## Supplied entries
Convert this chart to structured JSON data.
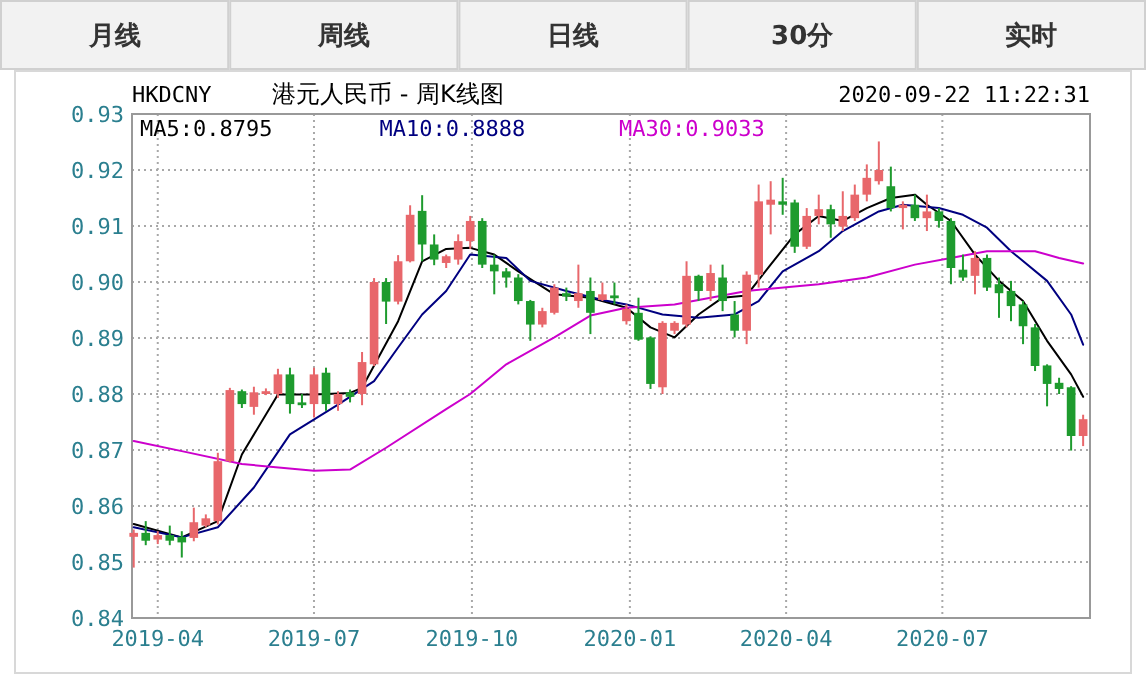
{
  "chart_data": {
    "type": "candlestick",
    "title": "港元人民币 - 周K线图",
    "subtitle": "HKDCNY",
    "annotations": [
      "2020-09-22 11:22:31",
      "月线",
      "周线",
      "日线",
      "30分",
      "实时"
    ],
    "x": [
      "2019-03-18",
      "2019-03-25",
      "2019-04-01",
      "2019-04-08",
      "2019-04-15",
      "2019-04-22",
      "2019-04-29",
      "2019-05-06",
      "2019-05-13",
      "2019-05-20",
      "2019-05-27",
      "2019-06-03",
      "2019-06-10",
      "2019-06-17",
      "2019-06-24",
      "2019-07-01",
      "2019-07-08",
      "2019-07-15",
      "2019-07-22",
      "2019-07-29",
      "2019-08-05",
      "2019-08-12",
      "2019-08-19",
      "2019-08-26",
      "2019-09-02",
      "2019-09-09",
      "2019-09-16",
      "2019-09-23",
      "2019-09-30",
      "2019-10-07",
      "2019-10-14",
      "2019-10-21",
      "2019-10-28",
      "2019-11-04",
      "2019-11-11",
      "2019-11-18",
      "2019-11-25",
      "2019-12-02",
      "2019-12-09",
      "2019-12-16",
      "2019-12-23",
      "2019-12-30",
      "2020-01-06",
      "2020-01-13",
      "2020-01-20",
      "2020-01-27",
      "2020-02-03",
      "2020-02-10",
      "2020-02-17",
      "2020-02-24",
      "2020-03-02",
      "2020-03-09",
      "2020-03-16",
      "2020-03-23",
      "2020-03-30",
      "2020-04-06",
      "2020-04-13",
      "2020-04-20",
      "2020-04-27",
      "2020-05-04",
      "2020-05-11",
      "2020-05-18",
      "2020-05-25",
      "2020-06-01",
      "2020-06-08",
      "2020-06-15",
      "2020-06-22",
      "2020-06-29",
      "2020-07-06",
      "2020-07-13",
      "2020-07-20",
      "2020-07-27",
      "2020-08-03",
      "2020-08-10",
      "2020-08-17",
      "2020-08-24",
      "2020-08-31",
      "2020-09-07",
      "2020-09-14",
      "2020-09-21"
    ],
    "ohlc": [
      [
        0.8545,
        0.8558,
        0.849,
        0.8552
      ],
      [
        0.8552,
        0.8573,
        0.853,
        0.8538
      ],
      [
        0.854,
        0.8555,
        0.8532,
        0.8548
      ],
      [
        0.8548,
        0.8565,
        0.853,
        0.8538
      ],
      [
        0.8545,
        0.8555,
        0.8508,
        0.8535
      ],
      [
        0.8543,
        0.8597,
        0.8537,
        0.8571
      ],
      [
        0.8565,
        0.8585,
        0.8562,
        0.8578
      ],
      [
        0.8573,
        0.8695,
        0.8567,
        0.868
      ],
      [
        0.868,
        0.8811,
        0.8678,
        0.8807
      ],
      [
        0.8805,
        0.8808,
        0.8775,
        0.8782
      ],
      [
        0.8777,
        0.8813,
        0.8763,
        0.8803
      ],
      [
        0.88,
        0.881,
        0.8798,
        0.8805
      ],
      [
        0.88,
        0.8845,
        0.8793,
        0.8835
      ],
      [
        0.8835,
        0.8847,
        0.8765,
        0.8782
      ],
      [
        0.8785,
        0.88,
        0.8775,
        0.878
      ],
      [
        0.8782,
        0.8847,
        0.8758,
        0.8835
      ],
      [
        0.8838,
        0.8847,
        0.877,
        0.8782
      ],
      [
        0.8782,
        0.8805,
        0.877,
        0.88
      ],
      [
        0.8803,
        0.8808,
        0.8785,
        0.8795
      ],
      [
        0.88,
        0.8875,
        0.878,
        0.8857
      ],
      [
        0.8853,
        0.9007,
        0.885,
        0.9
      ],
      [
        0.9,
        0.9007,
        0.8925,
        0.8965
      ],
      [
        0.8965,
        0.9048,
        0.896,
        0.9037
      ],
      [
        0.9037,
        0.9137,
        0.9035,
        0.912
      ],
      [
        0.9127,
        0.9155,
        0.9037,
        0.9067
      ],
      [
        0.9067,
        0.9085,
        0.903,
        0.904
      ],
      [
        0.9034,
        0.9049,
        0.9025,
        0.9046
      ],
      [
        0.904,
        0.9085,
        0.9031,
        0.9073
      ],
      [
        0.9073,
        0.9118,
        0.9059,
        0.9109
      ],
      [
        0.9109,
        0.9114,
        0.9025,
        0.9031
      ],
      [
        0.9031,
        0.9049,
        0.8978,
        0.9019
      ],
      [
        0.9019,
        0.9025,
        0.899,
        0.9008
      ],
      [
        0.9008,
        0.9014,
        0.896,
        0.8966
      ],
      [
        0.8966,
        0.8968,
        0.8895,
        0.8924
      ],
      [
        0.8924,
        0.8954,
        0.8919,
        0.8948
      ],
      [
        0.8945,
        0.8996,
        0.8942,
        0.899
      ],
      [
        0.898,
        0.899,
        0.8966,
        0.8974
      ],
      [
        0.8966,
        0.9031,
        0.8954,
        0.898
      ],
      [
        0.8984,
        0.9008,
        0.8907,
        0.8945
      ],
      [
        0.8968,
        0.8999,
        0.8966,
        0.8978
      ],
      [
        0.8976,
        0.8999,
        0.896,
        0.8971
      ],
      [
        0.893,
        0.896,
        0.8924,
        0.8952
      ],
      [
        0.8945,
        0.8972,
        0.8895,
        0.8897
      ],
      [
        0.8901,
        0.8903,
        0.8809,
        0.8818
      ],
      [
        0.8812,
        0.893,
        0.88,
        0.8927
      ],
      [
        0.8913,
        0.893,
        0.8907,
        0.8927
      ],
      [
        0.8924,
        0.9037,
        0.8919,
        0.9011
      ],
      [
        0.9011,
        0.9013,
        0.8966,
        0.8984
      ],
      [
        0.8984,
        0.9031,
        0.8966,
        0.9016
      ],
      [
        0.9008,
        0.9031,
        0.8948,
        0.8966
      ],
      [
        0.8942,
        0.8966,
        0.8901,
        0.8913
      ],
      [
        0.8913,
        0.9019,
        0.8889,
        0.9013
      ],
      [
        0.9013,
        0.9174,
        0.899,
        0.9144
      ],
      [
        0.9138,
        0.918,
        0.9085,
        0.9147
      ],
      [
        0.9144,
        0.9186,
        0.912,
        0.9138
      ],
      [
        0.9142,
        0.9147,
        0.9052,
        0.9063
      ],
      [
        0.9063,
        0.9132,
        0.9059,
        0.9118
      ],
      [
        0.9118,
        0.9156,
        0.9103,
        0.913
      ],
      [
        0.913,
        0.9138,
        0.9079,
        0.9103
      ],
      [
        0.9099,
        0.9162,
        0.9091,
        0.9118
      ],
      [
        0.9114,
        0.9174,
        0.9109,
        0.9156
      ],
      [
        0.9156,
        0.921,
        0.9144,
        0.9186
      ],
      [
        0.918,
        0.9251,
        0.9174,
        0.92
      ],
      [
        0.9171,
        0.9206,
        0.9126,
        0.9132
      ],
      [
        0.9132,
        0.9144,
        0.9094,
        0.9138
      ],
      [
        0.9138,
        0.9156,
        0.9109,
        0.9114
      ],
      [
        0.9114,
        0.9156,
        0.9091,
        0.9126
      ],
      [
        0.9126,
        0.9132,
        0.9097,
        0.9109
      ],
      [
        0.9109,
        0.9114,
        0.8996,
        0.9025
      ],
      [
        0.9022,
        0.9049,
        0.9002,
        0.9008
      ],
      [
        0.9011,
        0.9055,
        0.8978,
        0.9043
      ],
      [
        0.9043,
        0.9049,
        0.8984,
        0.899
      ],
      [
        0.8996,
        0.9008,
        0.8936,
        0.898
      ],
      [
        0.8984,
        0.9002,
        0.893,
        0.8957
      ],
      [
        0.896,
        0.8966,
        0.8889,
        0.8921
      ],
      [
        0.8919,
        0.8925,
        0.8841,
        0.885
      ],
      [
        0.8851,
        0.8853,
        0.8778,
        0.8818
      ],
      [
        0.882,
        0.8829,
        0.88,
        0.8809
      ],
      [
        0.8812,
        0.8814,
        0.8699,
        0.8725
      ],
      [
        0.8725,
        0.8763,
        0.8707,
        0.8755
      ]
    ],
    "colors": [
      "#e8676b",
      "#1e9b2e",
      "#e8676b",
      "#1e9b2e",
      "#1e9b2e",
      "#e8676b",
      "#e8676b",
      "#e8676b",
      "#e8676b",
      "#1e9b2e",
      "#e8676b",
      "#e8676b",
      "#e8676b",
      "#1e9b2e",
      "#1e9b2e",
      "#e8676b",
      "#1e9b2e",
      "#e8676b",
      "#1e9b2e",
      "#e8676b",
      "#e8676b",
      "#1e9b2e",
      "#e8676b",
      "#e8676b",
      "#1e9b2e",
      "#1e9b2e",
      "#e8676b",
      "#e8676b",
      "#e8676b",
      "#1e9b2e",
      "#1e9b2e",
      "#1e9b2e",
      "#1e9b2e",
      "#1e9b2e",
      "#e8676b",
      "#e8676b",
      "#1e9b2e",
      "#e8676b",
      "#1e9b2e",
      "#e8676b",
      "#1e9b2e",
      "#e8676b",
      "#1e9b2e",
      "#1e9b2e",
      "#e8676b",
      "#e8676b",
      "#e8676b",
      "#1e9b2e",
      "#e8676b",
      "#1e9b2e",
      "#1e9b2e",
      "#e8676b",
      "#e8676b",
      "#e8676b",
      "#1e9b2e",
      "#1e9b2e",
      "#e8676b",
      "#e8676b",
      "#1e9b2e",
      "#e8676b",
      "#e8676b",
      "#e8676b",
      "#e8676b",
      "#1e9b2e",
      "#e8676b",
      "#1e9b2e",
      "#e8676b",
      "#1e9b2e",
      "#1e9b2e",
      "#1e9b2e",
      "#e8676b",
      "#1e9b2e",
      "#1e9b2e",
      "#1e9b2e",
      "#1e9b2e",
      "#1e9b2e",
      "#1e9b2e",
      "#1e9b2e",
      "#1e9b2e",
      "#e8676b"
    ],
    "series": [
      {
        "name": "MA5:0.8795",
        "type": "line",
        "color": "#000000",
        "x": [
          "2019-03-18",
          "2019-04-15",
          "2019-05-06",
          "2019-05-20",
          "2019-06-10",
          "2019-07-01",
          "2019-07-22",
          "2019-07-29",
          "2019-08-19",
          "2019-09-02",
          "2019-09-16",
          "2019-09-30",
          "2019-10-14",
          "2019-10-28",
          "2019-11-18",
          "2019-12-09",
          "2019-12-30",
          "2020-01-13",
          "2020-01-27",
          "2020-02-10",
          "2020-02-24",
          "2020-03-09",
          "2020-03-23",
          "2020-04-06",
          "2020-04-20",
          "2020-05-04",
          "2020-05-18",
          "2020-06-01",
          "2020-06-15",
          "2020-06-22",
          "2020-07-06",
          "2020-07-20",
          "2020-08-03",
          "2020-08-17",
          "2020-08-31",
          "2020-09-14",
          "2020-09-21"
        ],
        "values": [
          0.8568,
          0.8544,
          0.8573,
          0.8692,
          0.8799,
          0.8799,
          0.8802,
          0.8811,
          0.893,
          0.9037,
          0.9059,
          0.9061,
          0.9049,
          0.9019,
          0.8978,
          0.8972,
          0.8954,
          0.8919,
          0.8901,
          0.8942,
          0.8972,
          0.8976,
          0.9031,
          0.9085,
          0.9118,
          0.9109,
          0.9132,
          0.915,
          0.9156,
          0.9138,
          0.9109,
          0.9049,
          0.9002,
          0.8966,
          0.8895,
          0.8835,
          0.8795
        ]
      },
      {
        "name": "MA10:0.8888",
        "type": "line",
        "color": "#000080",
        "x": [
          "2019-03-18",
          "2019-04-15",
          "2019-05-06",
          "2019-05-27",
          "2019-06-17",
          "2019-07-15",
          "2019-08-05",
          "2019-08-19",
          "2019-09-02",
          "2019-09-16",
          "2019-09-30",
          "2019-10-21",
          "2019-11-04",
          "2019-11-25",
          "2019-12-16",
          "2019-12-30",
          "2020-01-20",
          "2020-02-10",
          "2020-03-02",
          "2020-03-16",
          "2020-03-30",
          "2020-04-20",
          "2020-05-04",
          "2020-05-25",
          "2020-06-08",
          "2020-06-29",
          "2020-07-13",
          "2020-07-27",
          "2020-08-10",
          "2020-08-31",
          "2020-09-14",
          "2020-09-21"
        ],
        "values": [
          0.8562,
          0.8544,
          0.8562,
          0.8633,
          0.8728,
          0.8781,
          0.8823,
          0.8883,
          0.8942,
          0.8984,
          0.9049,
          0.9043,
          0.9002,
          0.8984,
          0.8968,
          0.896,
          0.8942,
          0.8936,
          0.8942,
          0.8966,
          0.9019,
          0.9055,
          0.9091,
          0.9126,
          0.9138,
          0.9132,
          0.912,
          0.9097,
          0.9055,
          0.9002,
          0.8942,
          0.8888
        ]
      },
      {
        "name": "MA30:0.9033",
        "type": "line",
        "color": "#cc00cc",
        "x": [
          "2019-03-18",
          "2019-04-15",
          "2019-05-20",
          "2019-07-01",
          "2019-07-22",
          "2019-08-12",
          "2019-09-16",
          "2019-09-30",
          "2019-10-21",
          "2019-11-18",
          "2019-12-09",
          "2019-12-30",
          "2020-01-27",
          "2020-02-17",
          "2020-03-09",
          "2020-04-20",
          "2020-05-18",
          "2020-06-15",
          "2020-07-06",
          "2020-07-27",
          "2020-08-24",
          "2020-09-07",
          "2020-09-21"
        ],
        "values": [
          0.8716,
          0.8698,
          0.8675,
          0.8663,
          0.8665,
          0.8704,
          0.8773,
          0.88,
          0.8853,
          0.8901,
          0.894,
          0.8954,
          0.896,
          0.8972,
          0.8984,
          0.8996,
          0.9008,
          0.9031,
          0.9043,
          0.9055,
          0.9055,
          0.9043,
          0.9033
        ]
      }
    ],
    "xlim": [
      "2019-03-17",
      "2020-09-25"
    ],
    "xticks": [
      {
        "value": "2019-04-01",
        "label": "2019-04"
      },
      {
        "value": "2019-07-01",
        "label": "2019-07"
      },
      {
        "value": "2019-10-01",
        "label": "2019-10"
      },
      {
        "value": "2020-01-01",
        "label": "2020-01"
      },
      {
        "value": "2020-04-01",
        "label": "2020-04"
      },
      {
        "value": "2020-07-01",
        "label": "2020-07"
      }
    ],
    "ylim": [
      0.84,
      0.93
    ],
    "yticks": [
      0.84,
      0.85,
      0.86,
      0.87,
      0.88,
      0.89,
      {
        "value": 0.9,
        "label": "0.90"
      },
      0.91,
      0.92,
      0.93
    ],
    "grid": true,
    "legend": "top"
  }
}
---
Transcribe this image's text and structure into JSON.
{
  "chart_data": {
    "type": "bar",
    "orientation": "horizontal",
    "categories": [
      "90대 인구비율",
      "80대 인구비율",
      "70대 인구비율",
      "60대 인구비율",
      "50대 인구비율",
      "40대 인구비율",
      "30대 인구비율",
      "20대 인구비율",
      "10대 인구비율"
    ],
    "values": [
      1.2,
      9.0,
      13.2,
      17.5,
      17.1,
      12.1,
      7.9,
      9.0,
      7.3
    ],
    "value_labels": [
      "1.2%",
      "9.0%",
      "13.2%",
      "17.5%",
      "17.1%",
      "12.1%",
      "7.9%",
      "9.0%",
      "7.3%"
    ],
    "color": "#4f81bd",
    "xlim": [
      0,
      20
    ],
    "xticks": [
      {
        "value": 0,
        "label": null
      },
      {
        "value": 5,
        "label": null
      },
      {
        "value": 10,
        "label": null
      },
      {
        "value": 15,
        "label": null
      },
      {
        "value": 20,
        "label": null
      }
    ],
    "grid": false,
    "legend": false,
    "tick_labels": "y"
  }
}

## Stated problem
Scan the lines for the string "name". Copy out each line that matches.

## Result of the exercise
        "name": "MA5:0.8795",
        "name": "MA10:0.8888",
        "name": "MA30:0.9033",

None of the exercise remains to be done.